§ **Records for this task**
· · ·

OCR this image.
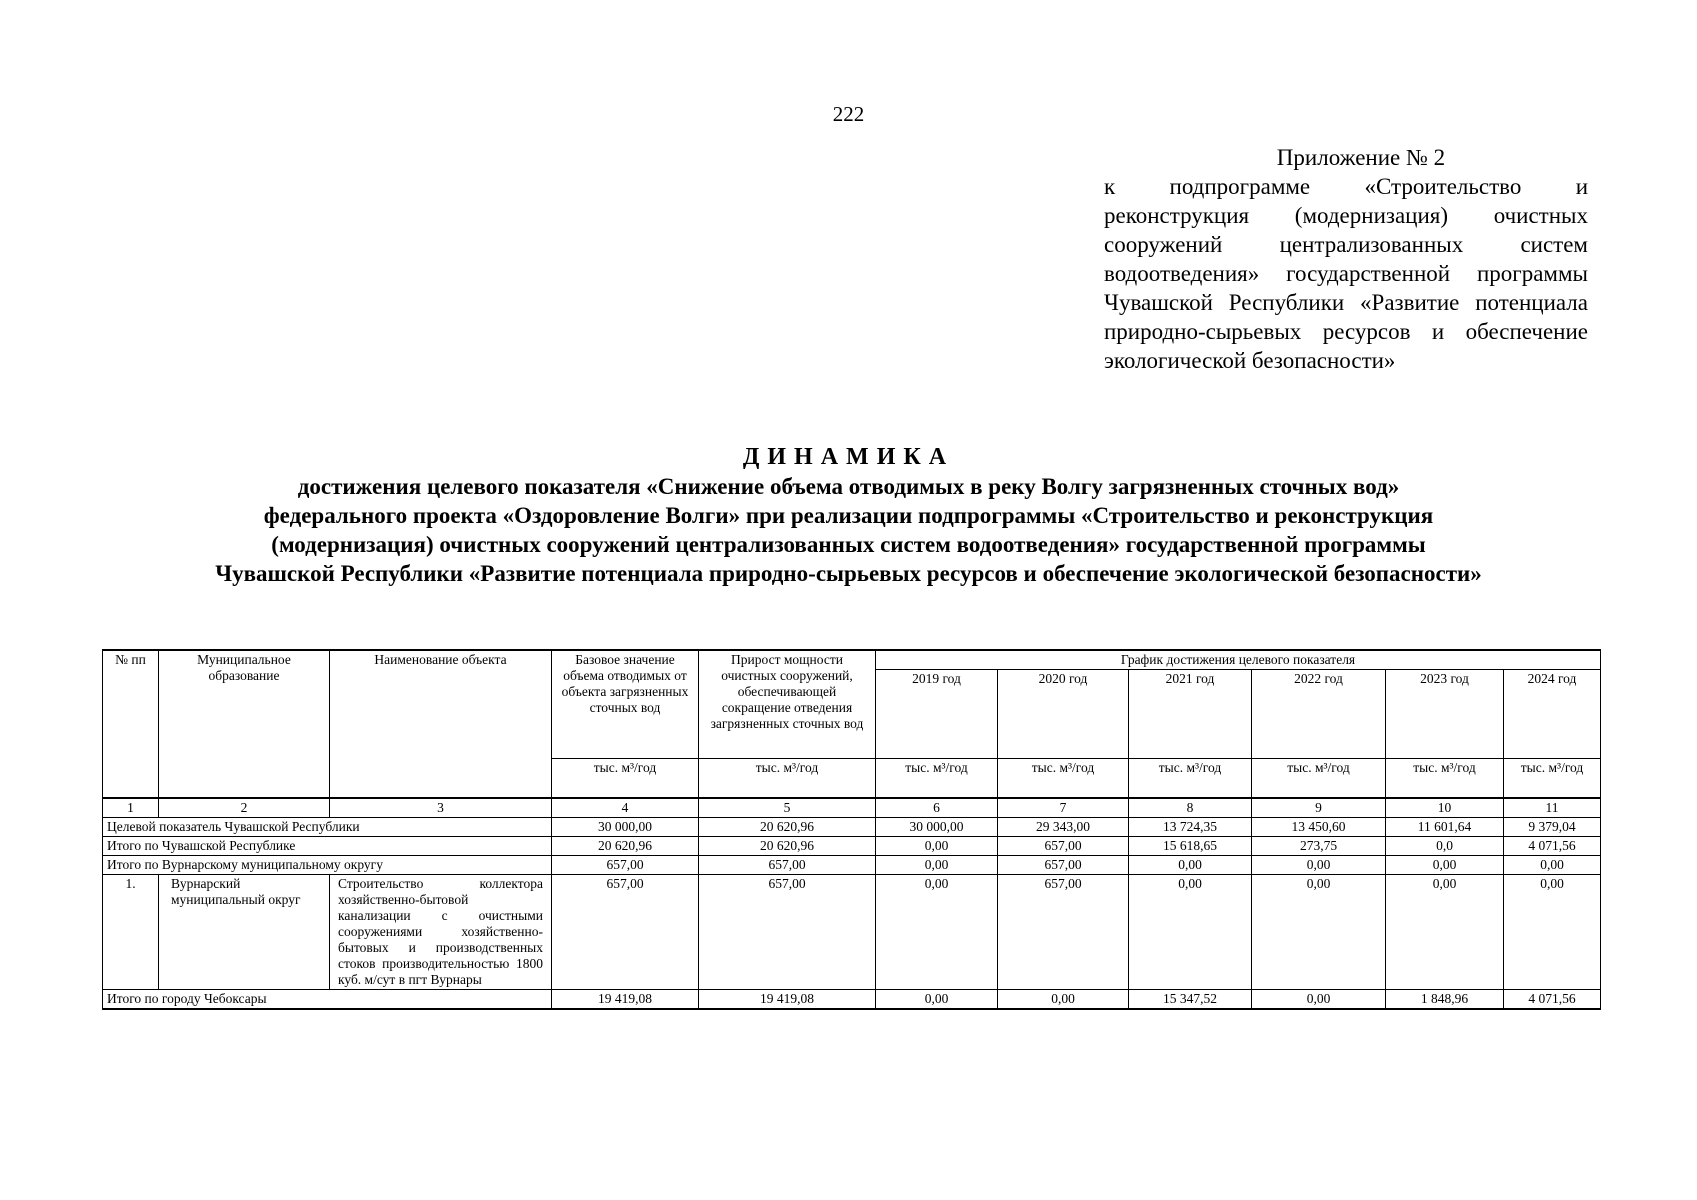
222
Приложение № 2
к подпрограмме «Строительство и реконструкция (модернизация) очистных сооружений централизованных систем водоотведения» государственной программы Чувашской Республики «Развитие потенциала природно-сырьевых ресурсов и обеспечение экологической безопасности»
ДИНАМИКА
достижения целевого показателя «Снижение объема отводимых в реку Волгу загрязненных сточных вод»
федерального проекта «Оздоровление Волги» при реализации подпрограммы «Строительство и реконструкция
(модернизация) очистных сооружений централизованных систем водоотведения» государственной программы
Чувашской Республики «Развитие потенциала природно-сырьевых ресурсов и обеспечение экологической безопасности»
№ пп	Муниципальное образование	Наименование объекта	Базовое значение объема отводимых от объекта загрязненных сточных вод	Прирост мощности очистных сооружений, обеспечивающей сокращение отведения загрязненных сточных вод	График достижения целевого показателя					
					2019 год	2020 год	2021 год	2022 год	2023 год	2024 год
			тыс. м³/год	тыс. м³/год	тыс. м³/год	тыс. м³/год	тыс. м³/год	тыс. м³/год	тыс. м³/год	тыс. м³/год
1	2	3	4	5	6	7	8	9	10	11
Целевой показатель Чувашской Республики			30 000,00	20 620,96	30 000,00	29 343,00	13 724,35	13 450,60	11 601,64	9 379,04
Итого по Чувашской Республике			20 620,96	20 620,96	0,00	657,00	15 618,65	273,75	0,0	4 071,56
Итого по Вурнарскому муниципальному округу			657,00	657,00	0,00	657,00	0,00	0,00	0,00	0,00
1.	Вурнарский муниципальный округ	Строительство коллектора хозяйственно-бытовой канализации с очистными сооружениями хозяйственно-бытовых и производственных стоков производительностью 1800 куб. м/сут в пгт Вурнары	657,00	657,00	0,00	657,00	0,00	0,00	0,00	0,00
Итого по городу Чебоксары			19 419,08	19 419,08	0,00	0,00	15 347,52	0,00	1 848,96	4 071,56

· · ·

§ **Stated task**
Restate the whole listing above exactly, please, omitting every image.

§ **Output of the exercise**
OCR this image.
222
Приложение № 2
к подпрограмме «Строительство и реконструкция (модернизация) очистных сооружений централизованных систем водоотведения» государственной программы Чувашской Республики «Развитие потенциала природно-сырьевых ресурсов и обеспечение экологической безопасности»
ДИНАМИКА
достижения целевого показателя «Снижение объема отводимых в реку Волгу загрязненных сточных вод»
федерального проекта «Оздоровление Волги» при реализации подпрограммы «Строительство и реконструкция
(модернизация) очистных сооружений централизованных систем водоотведения» государственной программы
Чувашской Республики «Развитие потенциала природно-сырьевых ресурсов и обеспечение экологической безопасности»
№ пп	Муниципальное образование	Наименование объекта	Базовое значение объема отводимых от объекта загрязненных сточных вод	Прирост мощности очистных сооружений, обеспечивающей сокращение отведения загрязненных сточных вод	График достижения целевого показателя					
					2019 год	2020 год	2021 год	2022 год	2023 год	2024 год
			тыс. м³/год	тыс. м³/год	тыс. м³/год	тыс. м³/год	тыс. м³/год	тыс. м³/год	тыс. м³/год	тыс. м³/год
1	2	3	4	5	6	7	8	9	10	11
Целевой показатель Чувашской Республики			30 000,00	20 620,96	30 000,00	29 343,00	13 724,35	13 450,60	11 601,64	9 379,04
Итого по Чувашской Республике			20 620,96	20 620,96	0,00	657,00	15 618,65	273,75	0,0	4 071,56
Итого по Вурнарскому муниципальному округу			657,00	657,00	0,00	657,00	0,00	0,00	0,00	0,00
1.	Вурнарский муниципальный округ	Строительство коллектора хозяйственно-бытовой канализации с очистными сооружениями хозяйственно-бытовых и производственных стоков производительностью 1800 куб. м/сут в пгт Вурнары	657,00	657,00	0,00	657,00	0,00	0,00	0,00	0,00
Итого по городу Чебоксары			19 419,08	19 419,08	0,00	0,00	15 347,52	0,00	1 848,96	4 071,56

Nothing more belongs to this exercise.